» **SOURCE MATERIAL**:

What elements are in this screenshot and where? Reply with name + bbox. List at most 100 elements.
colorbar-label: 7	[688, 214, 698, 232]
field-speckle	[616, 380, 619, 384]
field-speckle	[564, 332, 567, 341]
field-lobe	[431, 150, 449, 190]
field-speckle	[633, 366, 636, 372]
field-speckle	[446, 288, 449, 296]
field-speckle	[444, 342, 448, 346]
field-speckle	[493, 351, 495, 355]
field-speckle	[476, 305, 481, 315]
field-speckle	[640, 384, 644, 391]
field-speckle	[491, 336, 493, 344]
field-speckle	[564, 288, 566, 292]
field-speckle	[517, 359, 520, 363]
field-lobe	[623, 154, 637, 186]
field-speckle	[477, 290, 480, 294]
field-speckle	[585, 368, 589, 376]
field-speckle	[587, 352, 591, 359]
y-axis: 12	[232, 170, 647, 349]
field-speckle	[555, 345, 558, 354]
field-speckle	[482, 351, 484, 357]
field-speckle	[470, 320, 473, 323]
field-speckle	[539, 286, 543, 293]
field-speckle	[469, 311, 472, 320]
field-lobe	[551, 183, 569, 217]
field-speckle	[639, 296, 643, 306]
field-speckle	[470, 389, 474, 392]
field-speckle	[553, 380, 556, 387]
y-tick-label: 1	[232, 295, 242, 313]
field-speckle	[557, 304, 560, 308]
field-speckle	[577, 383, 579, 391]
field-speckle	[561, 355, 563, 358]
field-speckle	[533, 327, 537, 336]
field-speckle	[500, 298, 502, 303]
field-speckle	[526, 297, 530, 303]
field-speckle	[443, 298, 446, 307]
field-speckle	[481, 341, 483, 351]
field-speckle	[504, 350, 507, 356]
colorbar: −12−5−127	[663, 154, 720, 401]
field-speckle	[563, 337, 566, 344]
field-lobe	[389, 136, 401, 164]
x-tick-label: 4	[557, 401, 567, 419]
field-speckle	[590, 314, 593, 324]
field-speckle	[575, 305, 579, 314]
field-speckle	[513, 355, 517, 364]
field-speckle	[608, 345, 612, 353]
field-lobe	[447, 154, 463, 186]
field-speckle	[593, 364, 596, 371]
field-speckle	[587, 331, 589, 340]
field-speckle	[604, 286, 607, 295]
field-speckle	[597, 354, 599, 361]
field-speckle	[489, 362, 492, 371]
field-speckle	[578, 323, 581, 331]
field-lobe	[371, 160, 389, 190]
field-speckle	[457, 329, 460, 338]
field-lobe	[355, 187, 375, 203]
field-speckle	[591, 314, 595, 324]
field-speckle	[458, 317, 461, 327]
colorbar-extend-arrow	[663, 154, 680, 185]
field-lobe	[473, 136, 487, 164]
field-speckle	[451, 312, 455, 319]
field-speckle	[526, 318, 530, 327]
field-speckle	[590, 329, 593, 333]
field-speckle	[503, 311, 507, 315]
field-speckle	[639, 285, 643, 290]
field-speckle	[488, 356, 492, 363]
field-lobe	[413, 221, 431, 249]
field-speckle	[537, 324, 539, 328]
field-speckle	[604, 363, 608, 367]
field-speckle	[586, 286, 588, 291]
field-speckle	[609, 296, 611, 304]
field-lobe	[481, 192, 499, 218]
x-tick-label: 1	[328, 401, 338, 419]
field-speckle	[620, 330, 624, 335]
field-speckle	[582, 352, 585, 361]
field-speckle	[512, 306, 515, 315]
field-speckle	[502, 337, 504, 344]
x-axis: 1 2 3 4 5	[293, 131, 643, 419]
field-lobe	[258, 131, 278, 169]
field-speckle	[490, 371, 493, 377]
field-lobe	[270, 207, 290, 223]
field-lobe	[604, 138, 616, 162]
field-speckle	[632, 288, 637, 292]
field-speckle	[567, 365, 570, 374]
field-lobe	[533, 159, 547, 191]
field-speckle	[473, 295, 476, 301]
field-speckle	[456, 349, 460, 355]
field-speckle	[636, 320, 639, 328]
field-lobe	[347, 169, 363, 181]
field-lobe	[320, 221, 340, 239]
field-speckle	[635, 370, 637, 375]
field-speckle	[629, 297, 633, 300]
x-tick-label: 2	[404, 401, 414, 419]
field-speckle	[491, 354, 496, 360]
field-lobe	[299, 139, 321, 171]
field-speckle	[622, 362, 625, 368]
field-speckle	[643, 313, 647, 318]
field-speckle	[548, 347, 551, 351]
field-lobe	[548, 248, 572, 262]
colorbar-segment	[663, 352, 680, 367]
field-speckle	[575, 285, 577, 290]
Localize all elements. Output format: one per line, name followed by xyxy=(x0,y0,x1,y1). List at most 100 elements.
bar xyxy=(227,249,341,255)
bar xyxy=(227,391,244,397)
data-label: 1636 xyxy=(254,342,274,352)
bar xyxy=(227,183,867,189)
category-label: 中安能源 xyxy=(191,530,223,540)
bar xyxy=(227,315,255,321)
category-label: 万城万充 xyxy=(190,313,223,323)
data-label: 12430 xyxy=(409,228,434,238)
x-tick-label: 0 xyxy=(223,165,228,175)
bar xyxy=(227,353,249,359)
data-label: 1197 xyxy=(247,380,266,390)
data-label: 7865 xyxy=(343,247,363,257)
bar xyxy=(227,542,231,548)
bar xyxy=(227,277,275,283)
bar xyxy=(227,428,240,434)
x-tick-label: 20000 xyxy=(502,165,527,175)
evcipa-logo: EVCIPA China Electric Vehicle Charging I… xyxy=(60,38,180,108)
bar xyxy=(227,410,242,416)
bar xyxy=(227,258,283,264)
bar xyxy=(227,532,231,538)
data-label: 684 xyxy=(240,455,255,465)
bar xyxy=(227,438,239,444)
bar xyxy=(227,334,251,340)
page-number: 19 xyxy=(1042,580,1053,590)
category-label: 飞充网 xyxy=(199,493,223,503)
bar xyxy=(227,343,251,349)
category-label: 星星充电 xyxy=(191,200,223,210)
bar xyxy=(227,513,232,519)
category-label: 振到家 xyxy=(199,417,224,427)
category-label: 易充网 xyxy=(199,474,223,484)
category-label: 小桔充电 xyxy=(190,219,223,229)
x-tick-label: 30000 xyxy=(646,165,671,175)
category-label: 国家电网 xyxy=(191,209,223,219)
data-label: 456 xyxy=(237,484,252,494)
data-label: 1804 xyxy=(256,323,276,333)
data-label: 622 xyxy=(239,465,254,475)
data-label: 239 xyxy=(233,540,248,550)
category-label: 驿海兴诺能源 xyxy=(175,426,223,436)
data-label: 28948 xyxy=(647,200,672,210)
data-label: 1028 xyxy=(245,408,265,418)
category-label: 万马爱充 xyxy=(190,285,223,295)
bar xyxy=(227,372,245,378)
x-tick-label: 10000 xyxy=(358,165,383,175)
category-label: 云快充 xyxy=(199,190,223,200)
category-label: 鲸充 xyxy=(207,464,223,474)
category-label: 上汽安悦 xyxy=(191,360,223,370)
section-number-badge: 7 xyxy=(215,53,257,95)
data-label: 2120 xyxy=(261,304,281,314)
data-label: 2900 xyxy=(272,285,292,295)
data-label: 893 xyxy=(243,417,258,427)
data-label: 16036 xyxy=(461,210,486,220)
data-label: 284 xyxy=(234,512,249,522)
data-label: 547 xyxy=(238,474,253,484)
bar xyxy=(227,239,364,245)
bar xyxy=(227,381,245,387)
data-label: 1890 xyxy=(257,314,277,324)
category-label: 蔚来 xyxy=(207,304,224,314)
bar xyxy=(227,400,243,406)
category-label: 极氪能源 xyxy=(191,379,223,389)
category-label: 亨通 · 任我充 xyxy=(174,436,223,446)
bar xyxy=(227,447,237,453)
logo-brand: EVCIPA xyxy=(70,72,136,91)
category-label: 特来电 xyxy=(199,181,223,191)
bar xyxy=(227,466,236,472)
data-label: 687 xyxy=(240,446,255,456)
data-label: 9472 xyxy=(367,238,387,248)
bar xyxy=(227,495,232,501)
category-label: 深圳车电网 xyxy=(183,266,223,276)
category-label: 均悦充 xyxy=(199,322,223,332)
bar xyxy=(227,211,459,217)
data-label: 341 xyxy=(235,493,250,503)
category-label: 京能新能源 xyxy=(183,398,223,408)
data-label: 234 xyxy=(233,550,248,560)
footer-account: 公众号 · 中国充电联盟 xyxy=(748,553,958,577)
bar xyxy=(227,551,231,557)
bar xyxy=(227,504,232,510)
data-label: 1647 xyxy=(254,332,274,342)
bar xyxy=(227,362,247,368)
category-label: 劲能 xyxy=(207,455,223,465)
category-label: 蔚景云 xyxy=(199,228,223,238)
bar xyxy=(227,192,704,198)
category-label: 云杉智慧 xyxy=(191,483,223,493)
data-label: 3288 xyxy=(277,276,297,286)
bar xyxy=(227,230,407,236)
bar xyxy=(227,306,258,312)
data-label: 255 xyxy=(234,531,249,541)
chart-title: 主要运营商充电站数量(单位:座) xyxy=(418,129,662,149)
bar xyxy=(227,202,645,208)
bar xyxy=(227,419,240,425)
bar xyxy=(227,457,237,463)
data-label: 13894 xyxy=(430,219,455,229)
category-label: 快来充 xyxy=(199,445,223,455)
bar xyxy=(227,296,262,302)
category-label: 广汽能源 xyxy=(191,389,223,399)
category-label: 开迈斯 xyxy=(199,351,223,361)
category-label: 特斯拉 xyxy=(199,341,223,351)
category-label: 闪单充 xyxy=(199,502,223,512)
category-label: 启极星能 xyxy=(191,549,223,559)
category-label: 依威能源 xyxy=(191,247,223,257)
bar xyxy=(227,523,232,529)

» **EXERCISE**:
Rewrite the stretch from the start of the records through the line containing "183, 569, 217]", changing "field-lobe" to "field-blob" and leaving everything else as it is. Give only those lines.

» **SOLUTION TO THIS TASK**:
What elements are in this screenshot and where? Reply with name + bbox. List at most 100 elements.
colorbar-label: 7	[688, 214, 698, 232]
field-speckle	[616, 380, 619, 384]
field-speckle	[564, 332, 567, 341]
field-blob	[431, 150, 449, 190]
field-speckle	[633, 366, 636, 372]
field-speckle	[446, 288, 449, 296]
field-speckle	[444, 342, 448, 346]
field-speckle	[493, 351, 495, 355]
field-speckle	[476, 305, 481, 315]
field-speckle	[640, 384, 644, 391]
field-speckle	[491, 336, 493, 344]
field-speckle	[564, 288, 566, 292]
field-speckle	[517, 359, 520, 363]
field-blob	[623, 154, 637, 186]
field-speckle	[477, 290, 480, 294]
field-speckle	[585, 368, 589, 376]
field-speckle	[587, 352, 591, 359]
y-axis: 12	[232, 170, 647, 349]
field-speckle	[555, 345, 558, 354]
field-speckle	[482, 351, 484, 357]
field-speckle	[470, 320, 473, 323]
field-speckle	[539, 286, 543, 293]
field-speckle	[469, 311, 472, 320]
field-blob	[551, 183, 569, 217]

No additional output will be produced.